**Texto de la página**:
(Publicado en La Opinión el 29 de diciembre de 2014) |
Querida Majestad:
Desde
hace unos años mi familia y yo pasamos la Nochebuena sin encender la televisión,
lo que resulta muy saludable. Ya sé que es un comportamiento atípico e incluso
insociable y políticamente incorrecto, que dirían algunos, pero ocurre que la Nochebuena
es un momento especialmente señalado para vivirlo en familia, lo que
necesariamente excluye a presentadores, cantantes, humoristas, anunciantes,
políticos, actores y demás faranduleros que la caja tonta se empeña en
introducir en nuestras vidas cada minuto del año sin que hayan sido invitados.
Lamentablemente, Majestad, eso le incluye a usted y a su Mensaje de Navidad (no
desde luego en la categoría de farandulero, sino en la de alguien ajeno a la
familia que se sienta en torno a la mesa navideña), de manera que esa Noche no
pude ver su imagen ni escuchar sus palabras. Sin embargo, nada me impidió
hacerlo al día siguiente.
Todos
sabíamos que se trataba de un discurso muy importante al ser el primer Mensaje
de Navidad del nuevo Rey. También concurría una circunstancia que le añadía un
punto de interés: la situación de su hermana Doña Cristina. Tenía su Majestad muchos temas importantes encima de
la mesa: la crisis económica, cuyas consecuencias son aún muy gravosas para
muchos españoles, la desconfianza hacia sus instituciones, la corrupción y el
descrédito de la clase política, la unidad de España amenazada por la aventura
soberanista de Cataluña, la crisis de valores morales que sufre la sociedad
española y, finalmente, el desánimo generalizado por la falta de un proyecto
común convincente e ilusionante. Ya sé que eran muchas cosas, y muy graves por
cierto, para una intervención que, por su duración, ha sido siempre tildada de
mensaje y no de discurso, pero muchos españoles esperaban verse reconfortados
por quien nos representa a todos.

**Tarea 1**: Según la carta al Rey, ¿qué hace la familia de quien escribe en Nochebuena desde hace unos años?
**Tarea 2**: Traduce al inglés esta oración de la carta al Rey: "Sin embargo, nada me impidió hacerlo al día siguiente."
**Tarea 3**: Actualiza el fragmento de la carta al Rey que comienza en las palabras "Lamentablemente, Majestad, eso" y termina después de "al día siguiente.", poniendo "discurso navideño" en lugar de "Mensaje de Navidad".

**Datos extraídos**:
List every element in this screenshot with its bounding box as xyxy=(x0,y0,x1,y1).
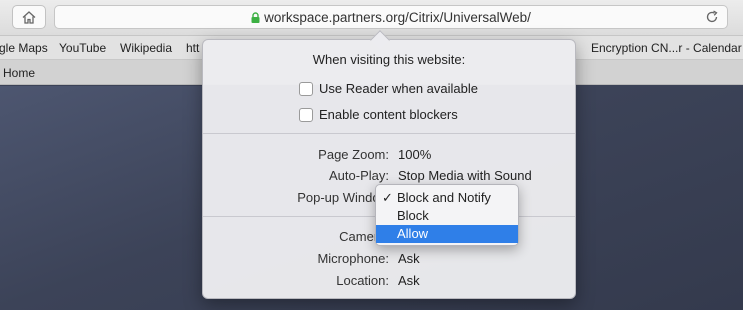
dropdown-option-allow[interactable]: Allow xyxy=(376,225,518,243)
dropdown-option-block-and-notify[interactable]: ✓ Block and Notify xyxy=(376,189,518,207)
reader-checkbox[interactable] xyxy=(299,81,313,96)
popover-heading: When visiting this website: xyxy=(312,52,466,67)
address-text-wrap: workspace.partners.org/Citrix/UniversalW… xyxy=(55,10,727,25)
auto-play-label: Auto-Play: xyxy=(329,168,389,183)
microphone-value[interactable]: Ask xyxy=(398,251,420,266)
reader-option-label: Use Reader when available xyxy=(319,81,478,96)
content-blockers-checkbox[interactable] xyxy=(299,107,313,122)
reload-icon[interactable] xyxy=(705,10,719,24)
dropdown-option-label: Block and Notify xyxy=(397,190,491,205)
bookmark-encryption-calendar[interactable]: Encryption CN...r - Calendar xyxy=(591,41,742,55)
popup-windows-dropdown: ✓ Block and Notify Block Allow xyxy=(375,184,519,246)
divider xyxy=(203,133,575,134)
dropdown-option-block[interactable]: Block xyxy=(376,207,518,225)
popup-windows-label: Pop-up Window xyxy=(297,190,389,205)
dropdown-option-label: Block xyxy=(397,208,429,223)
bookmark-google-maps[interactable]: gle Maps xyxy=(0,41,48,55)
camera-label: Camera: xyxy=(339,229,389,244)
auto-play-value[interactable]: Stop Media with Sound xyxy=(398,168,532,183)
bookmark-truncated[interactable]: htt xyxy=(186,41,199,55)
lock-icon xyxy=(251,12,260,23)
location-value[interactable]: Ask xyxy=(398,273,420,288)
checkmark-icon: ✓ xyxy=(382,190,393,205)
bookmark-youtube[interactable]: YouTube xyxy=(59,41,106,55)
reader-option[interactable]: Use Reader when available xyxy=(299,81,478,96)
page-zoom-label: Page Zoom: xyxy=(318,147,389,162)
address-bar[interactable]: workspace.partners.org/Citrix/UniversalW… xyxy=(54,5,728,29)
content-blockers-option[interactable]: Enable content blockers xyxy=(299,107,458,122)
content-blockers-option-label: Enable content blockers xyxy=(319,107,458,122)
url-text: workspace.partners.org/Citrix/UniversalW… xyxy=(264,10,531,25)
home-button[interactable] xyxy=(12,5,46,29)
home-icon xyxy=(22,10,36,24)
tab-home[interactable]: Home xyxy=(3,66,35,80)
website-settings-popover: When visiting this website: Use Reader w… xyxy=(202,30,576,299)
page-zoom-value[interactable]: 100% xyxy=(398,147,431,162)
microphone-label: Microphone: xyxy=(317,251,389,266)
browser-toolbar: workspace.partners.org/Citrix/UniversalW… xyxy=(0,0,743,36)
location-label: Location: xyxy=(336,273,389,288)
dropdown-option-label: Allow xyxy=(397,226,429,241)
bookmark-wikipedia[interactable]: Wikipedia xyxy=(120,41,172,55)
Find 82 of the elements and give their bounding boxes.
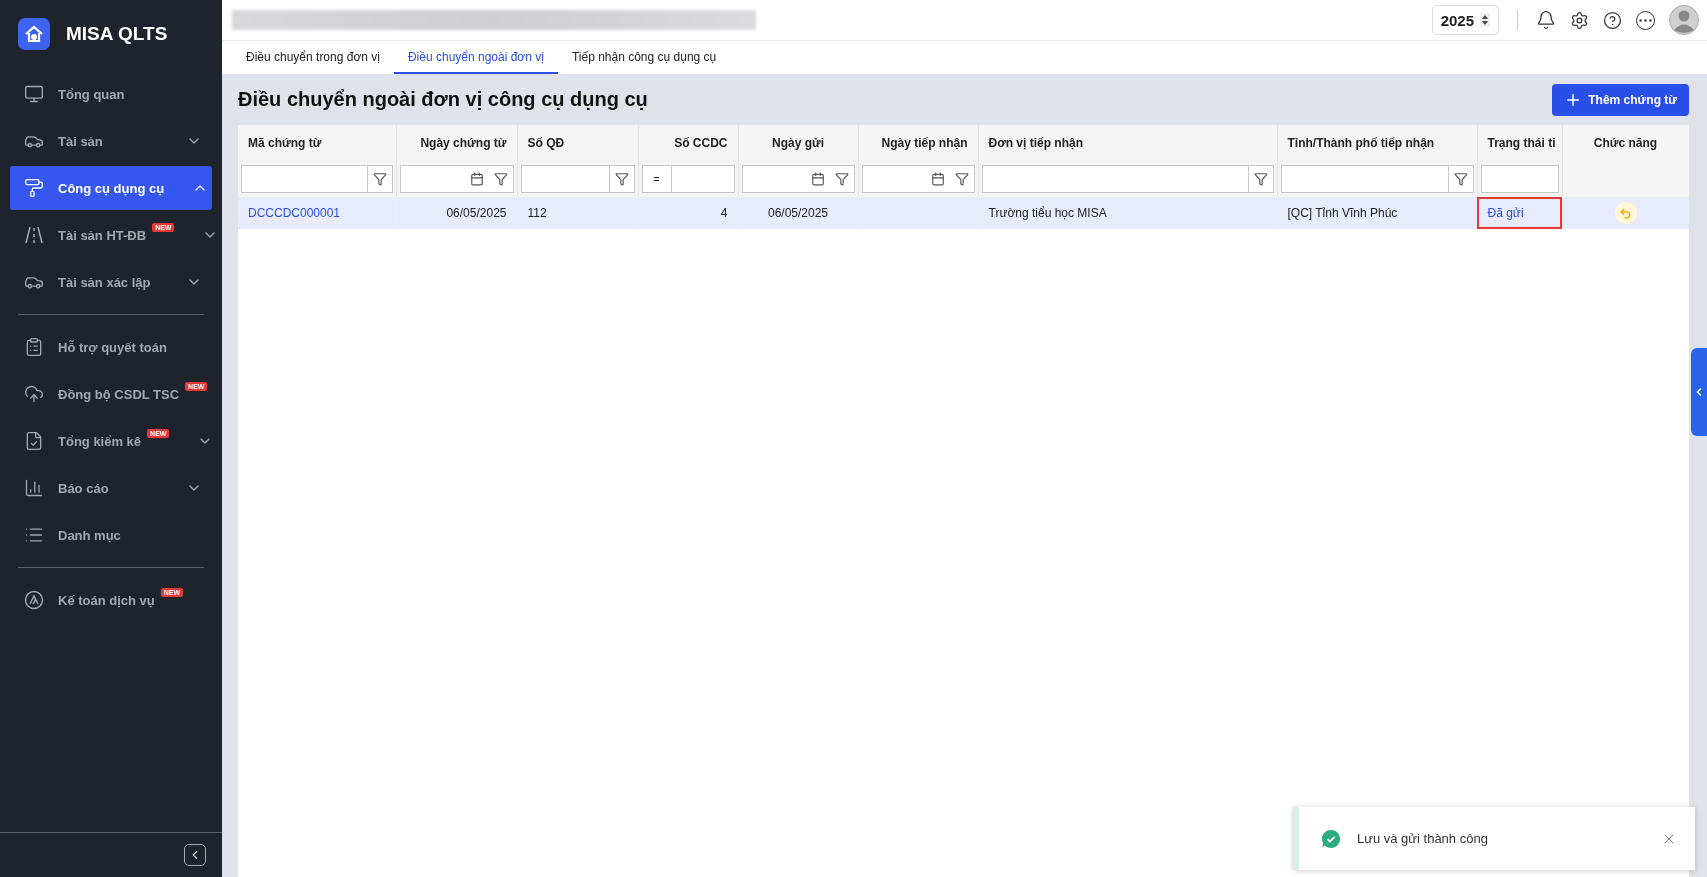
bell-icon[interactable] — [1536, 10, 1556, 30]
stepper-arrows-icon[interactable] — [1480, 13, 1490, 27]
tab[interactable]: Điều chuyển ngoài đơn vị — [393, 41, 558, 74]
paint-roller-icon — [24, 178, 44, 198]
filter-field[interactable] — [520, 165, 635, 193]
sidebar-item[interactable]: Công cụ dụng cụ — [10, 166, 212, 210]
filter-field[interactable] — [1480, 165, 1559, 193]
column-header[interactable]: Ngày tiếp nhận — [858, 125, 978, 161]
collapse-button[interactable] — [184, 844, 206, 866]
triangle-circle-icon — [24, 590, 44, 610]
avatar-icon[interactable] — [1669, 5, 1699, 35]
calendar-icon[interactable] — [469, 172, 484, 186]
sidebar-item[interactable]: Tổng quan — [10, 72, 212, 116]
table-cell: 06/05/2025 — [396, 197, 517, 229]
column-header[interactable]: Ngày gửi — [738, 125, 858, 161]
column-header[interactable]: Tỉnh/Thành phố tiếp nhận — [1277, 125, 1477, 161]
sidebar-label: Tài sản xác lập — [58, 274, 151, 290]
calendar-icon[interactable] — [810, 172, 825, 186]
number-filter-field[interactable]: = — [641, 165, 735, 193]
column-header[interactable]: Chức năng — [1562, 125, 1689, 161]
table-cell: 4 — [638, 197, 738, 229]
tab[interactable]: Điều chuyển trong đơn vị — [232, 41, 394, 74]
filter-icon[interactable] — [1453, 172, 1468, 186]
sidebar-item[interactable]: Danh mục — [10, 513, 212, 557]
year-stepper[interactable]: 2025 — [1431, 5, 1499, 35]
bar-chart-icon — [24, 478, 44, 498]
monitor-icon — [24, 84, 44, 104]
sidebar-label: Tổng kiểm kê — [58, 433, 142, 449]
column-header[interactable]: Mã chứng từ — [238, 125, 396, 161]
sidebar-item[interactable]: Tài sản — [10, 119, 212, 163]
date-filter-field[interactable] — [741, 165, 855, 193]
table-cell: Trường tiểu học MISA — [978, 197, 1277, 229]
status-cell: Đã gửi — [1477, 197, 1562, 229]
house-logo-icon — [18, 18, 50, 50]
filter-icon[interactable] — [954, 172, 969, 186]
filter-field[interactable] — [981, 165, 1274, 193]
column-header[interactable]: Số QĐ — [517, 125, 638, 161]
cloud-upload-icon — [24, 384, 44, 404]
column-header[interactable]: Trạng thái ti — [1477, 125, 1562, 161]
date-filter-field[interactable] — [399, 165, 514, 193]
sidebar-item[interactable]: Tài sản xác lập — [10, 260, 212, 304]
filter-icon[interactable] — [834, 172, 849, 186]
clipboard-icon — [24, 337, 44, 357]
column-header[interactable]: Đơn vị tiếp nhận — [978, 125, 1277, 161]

**Respuesta escrita 1**: Pasa la Nochebuena sin encender la televisión.

**Respuesta escrita 2**: However, nothing prevented me from doing so the next day.

**Respuesta escrita 3**:
Lamentablemente, Majestad, eso le incluye a usted y a su discurso navideño (no
desde luego en la categoría de farandulero, sino en la de alguien ajeno a la
familia que se sienta en torno a la mesa navideña), de manera que esa Noche no
pude ver su imagen ni escuchar sus palabras. Sin embargo, nada me impidió
hacerlo al día siguiente.